◆ **MATERIALS PROVIDED**:
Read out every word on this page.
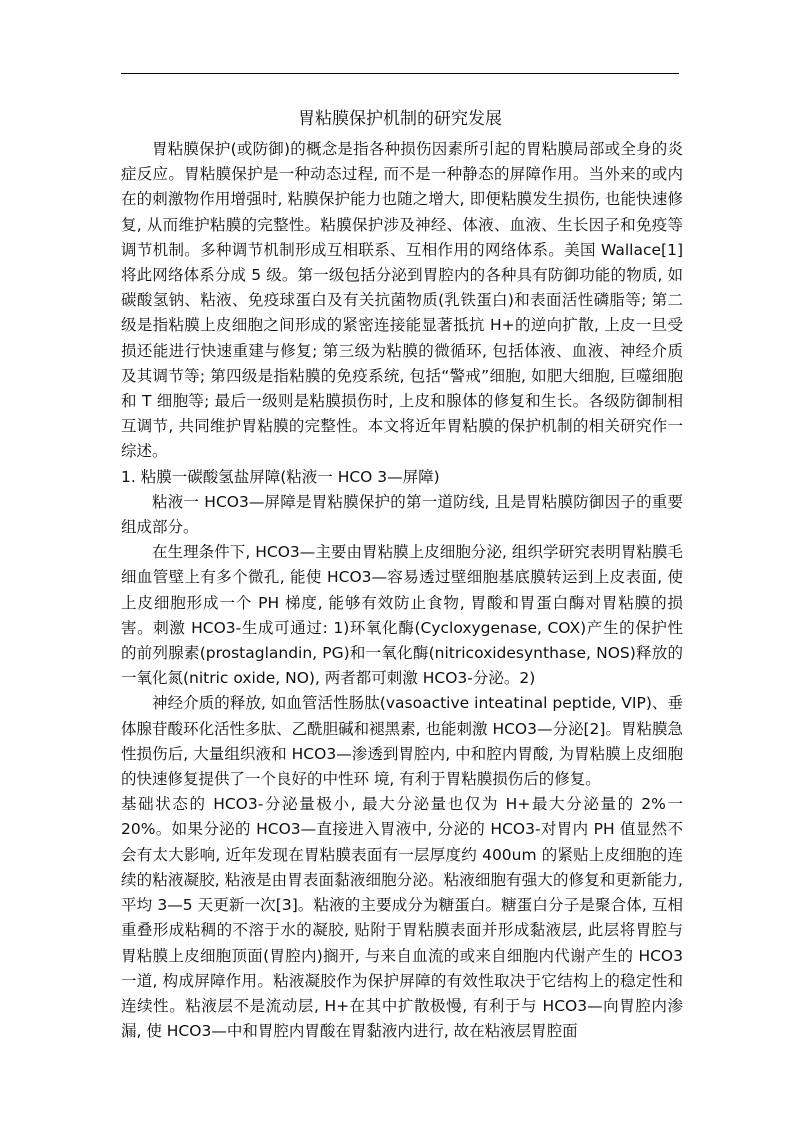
胃粘膜保护机制的研究发展

胃粘膜保护(或防御)的概念是指各种损伤因素所引起的胃粘膜局部或全身的炎症反应。胃粘膜保护是一种动态过程, 而不是一种静态的屏障作用。当外来的或内在的刺激物作用增强时, 粘膜保护能力也随之增大, 即便粘膜发生损伤, 也能快速修复, 从而维护粘膜的完整性。粘膜保护涉及神经、体液、血液、生长因子和免疫等调节机制。多种调节机制形成互相联系、互相作用的网络体系。美国 Wallace[1]将此网络体系分成 5 级。第一级包括分泌到胃腔内的各种具有防御功能的物质, 如碳酸氢钠、粘液、免疫球蛋白及有关抗菌物质(乳铁蛋白)和表面活性磷脂等; 第二级是指粘膜上皮细胞之间形成的紧密连接能显著抵抗 H+的逆向扩散, 上皮一旦受损还能进行快速重建与修复; 第三级为粘膜的微循环, 包括体液、血液、神经介质及其调节等; 第四级是指粘膜的免疫系统, 包括“警戒”细胞, 如肥大细胞, 巨噬细胞和 T 细胞等; 最后一级则是粘膜损伤时, 上皮和腺体的修复和生长。各级防御制相互调节, 共同维护胃粘膜的完整性。本文将近年胃粘膜的保护机制的相关研究作一综述。

1. 粘膜一碳酸氢盐屏障(粘液一 HCO 3—屏障)

粘液一 HCO3—屏障是胃粘膜保护的第一道防线, 且是胃粘膜防御因子的重要组成部分。

在生理条件下, HCO3—主要由胃粘膜上皮细胞分泌, 组织学研究表明胃粘膜毛细血管壁上有多个微孔, 能使 HCO3—容易透过壁细胞基底膜转运到上皮表面, 使上皮细胞形成一个 PH 梯度, 能够有效防止食物, 胃酸和胃蛋白酶对胃粘膜的损害。刺激 HCO3-生成可通过: 1)环氧化酶(Cycloxygenase, COX)产生的保护性的前列腺素(prostaglandin, PG)和一氧化酶(nitricoxidesynthase, NOS)释放的一氧化氮(nitric oxide, NO), 两者都可刺激 HCO3-分泌。2)

神经介质的释放, 如血管活性肠肽(vasoactive inteatinal peptide, VIP)、垂体腺苷酸环化活性多肽、乙酰胆碱和褪黑素, 也能刺激 HCO3—分泌[2]。胃粘膜急性损伤后, 大量组织液和 HCO3—渗透到胃腔内, 中和腔内胃酸, 为胃粘膜上皮细胞的快速修复提供了一个良好的中性环 境, 有利于胃粘膜损伤后的修复。

基础状态的 HCO3-分泌量极小, 最大分泌量也仅为 H+最大分泌量的 2%一 20%。如果分泌的 HCO3—直接进入胃液中, 分泌的 HCO3-对胃内 PH 值显然不会有太大影响, 近年发现在胃粘膜表面有一层厚度约 400um 的紧贴上皮细胞的连续的粘液凝胶, 粘液是由胃表面黏液细胞分泌。粘液细胞有强大的修复和更新能力, 平均 3—5 天更新一次[3]。粘液的主要成分为糖蛋白。糖蛋白分子是聚合体, 互相重叠形成粘稠的不溶于水的凝胶, 贴附于胃粘膜表面并形成黏液层, 此层将胃腔与胃粘膜上皮细胞顶面(胃腔内)搁开, 与来自血流的或来自细胞内代谢产生的 HCO3 一道, 构成屏障作用。粘液凝胶作为保护屏障的有效性取决于它结构上的稳定性和连续性。粘液层不是流动层, H+在其中扩散极慢, 有利于与 HCO3—向胃腔内渗漏, 使 HCO3—中和胃腔内胃酸在胃黏液内进行, 故在粘液层胃腔面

◆ **WHAT NEEDS TO BE DONE**: The expected output is the whole listing, word for word, minus its pictures.

◆ **SOLUTION**:
Read out every word on this page.
胃粘膜保护机制的研究发展

胃粘膜保护(或防御)的概念是指各种损伤因素所引起的胃粘膜局部或全身的炎症反应。胃粘膜保护是一种动态过程, 而不是一种静态的屏障作用。当外来的或内在的刺激物作用增强时, 粘膜保护能力也随之增大, 即便粘膜发生损伤, 也能快速修复, 从而维护粘膜的完整性。粘膜保护涉及神经、体液、血液、生长因子和免疫等调节机制。多种调节机制形成互相联系、互相作用的网络体系。美国 Wallace[1]将此网络体系分成 5 级。第一级包括分泌到胃腔内的各种具有防御功能的物质, 如碳酸氢钠、粘液、免疫球蛋白及有关抗菌物质(乳铁蛋白)和表面活性磷脂等; 第二级是指粘膜上皮细胞之间形成的紧密连接能显著抵抗 H+的逆向扩散, 上皮一旦受损还能进行快速重建与修复; 第三级为粘膜的微循环, 包括体液、血液、神经介质及其调节等; 第四级是指粘膜的免疫系统, 包括“警戒”细胞, 如肥大细胞, 巨噬细胞和 T 细胞等; 最后一级则是粘膜损伤时, 上皮和腺体的修复和生长。各级防御制相互调节, 共同维护胃粘膜的完整性。本文将近年胃粘膜的保护机制的相关研究作一综述。

1. 粘膜一碳酸氢盐屏障(粘液一 HCO 3—屏障)

粘液一 HCO3—屏障是胃粘膜保护的第一道防线, 且是胃粘膜防御因子的重要组成部分。

在生理条件下, HCO3—主要由胃粘膜上皮细胞分泌, 组织学研究表明胃粘膜毛细血管壁上有多个微孔, 能使 HCO3—容易透过壁细胞基底膜转运到上皮表面, 使上皮细胞形成一个 PH 梯度, 能够有效防止食物, 胃酸和胃蛋白酶对胃粘膜的损害。刺激 HCO3-生成可通过: 1)环氧化酶(Cycloxygenase, COX)产生的保护性的前列腺素(prostaglandin, PG)和一氧化酶(nitricoxidesynthase, NOS)释放的一氧化氮(nitric oxide, NO), 两者都可刺激 HCO3-分泌。2)

神经介质的释放, 如血管活性肠肽(vasoactive inteatinal peptide, VIP)、垂体腺苷酸环化活性多肽、乙酰胆碱和褪黑素, 也能刺激 HCO3—分泌[2]。胃粘膜急性损伤后, 大量组织液和 HCO3—渗透到胃腔内, 中和腔内胃酸, 为胃粘膜上皮细胞的快速修复提供了一个良好的中性环 境, 有利于胃粘膜损伤后的修复。

基础状态的 HCO3-分泌量极小, 最大分泌量也仅为 H+最大分泌量的 2%一 20%。如果分泌的 HCO3—直接进入胃液中, 分泌的 HCO3-对胃内 PH 值显然不会有太大影响, 近年发现在胃粘膜表面有一层厚度约 400um 的紧贴上皮细胞的连续的粘液凝胶, 粘液是由胃表面黏液细胞分泌。粘液细胞有强大的修复和更新能力, 平均 3—5 天更新一次[3]。粘液的主要成分为糖蛋白。糖蛋白分子是聚合体, 互相重叠形成粘稠的不溶于水的凝胶, 贴附于胃粘膜表面并形成黏液层, 此层将胃腔与胃粘膜上皮细胞顶面(胃腔内)搁开, 与来自血流的或来自细胞内代谢产生的 HCO3 一道, 构成屏障作用。粘液凝胶作为保护屏障的有效性取决于它结构上的稳定性和连续性。粘液层不是流动层, H+在其中扩散极慢, 有利于与 HCO3—向胃腔内渗漏, 使 HCO3—中和胃腔内胃酸在胃黏液内进行, 故在粘液层胃腔面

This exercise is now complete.